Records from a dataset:
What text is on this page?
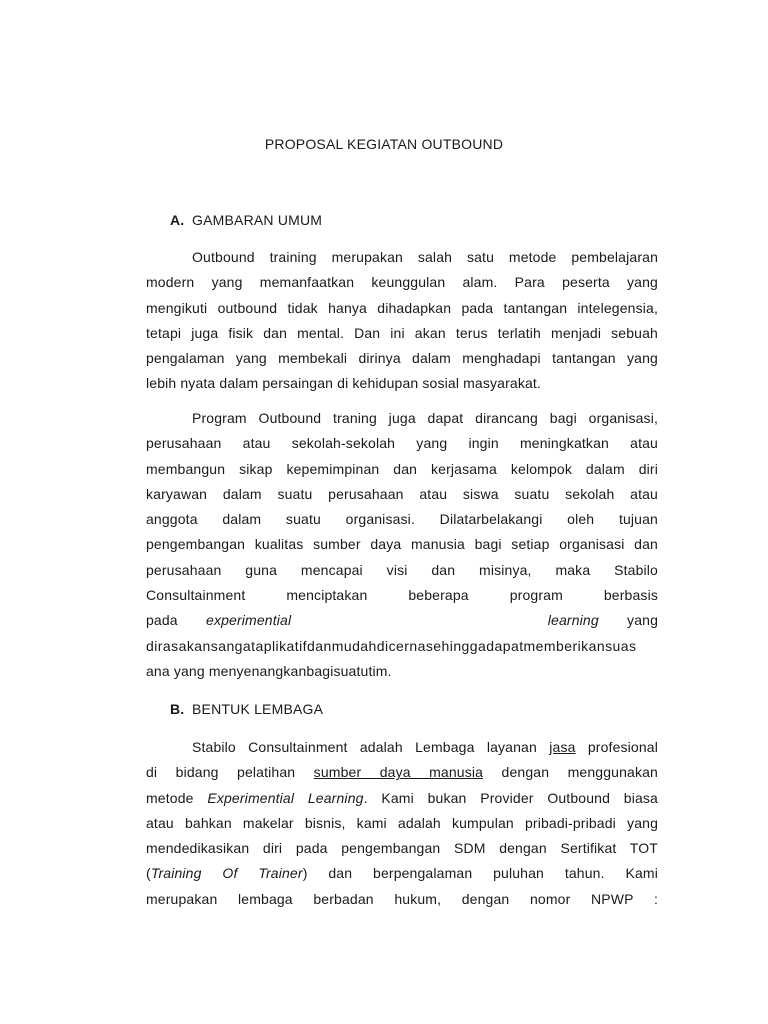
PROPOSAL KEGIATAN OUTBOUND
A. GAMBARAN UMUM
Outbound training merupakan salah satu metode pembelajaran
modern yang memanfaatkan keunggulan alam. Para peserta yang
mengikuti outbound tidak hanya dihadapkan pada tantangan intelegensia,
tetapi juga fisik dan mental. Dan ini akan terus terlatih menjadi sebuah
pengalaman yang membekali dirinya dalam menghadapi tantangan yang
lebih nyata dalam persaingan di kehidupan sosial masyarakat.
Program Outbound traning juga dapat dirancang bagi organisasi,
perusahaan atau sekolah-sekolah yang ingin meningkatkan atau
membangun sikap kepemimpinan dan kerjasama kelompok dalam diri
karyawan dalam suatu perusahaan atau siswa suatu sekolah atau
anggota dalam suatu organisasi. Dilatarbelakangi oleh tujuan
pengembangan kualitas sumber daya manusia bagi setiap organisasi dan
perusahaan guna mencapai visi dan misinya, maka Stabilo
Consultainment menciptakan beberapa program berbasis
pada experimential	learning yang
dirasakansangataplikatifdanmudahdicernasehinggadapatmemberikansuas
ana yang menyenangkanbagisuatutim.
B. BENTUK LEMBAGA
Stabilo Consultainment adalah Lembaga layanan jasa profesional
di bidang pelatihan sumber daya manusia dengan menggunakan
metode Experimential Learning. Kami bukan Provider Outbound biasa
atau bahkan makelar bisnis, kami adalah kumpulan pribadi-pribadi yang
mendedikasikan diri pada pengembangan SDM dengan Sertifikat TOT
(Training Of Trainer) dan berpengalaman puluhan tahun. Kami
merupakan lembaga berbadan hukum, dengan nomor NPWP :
==
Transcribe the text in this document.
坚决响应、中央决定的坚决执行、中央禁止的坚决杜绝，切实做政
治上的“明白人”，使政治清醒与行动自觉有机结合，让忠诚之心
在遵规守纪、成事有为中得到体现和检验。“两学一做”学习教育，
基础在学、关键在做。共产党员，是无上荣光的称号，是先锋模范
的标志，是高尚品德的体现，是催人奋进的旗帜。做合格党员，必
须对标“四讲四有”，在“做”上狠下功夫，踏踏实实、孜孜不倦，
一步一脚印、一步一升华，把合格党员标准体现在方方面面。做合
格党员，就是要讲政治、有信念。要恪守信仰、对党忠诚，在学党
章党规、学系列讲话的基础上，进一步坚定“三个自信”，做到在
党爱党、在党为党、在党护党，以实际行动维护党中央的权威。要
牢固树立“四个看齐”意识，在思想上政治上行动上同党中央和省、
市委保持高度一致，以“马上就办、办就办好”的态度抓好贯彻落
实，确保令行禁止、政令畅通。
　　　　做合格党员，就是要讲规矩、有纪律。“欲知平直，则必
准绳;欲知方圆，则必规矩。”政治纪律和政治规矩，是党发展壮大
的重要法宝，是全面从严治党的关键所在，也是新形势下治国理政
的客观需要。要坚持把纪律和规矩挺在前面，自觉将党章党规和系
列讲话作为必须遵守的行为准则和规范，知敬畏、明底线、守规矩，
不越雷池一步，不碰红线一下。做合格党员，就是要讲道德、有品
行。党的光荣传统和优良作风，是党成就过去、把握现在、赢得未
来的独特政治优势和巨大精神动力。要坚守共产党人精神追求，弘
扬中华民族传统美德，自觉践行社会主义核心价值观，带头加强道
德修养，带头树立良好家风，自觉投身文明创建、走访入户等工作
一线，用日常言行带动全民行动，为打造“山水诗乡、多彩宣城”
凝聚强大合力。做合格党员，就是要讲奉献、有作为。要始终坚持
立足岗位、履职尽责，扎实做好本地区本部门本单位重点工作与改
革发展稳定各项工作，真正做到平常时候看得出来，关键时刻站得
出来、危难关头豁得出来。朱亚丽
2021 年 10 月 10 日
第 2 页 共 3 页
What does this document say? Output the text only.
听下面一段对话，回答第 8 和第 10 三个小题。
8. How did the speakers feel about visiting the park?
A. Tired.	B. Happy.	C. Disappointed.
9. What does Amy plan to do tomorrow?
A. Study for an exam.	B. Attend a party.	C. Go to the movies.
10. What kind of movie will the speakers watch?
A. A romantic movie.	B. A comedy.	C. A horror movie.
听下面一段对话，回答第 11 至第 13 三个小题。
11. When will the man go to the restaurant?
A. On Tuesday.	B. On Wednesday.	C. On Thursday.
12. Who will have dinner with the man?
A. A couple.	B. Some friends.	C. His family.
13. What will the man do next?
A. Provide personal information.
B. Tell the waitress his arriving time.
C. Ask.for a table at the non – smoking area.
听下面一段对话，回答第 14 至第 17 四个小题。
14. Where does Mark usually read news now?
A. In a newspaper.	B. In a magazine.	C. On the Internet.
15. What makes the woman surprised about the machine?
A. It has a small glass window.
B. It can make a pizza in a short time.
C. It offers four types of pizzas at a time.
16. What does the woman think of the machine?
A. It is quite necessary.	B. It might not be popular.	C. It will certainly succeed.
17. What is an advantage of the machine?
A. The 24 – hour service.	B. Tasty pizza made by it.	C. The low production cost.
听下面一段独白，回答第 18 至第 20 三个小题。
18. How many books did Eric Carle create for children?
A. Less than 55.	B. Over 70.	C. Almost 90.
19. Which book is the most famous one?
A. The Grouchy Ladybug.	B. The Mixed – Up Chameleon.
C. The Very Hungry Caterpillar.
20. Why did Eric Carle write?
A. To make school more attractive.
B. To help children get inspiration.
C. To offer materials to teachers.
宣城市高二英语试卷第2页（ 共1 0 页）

> [Prompt]: Look back over the material above and state how many lines hold the word "metode". Write the number and nothing else.

> [Problem solution]: 2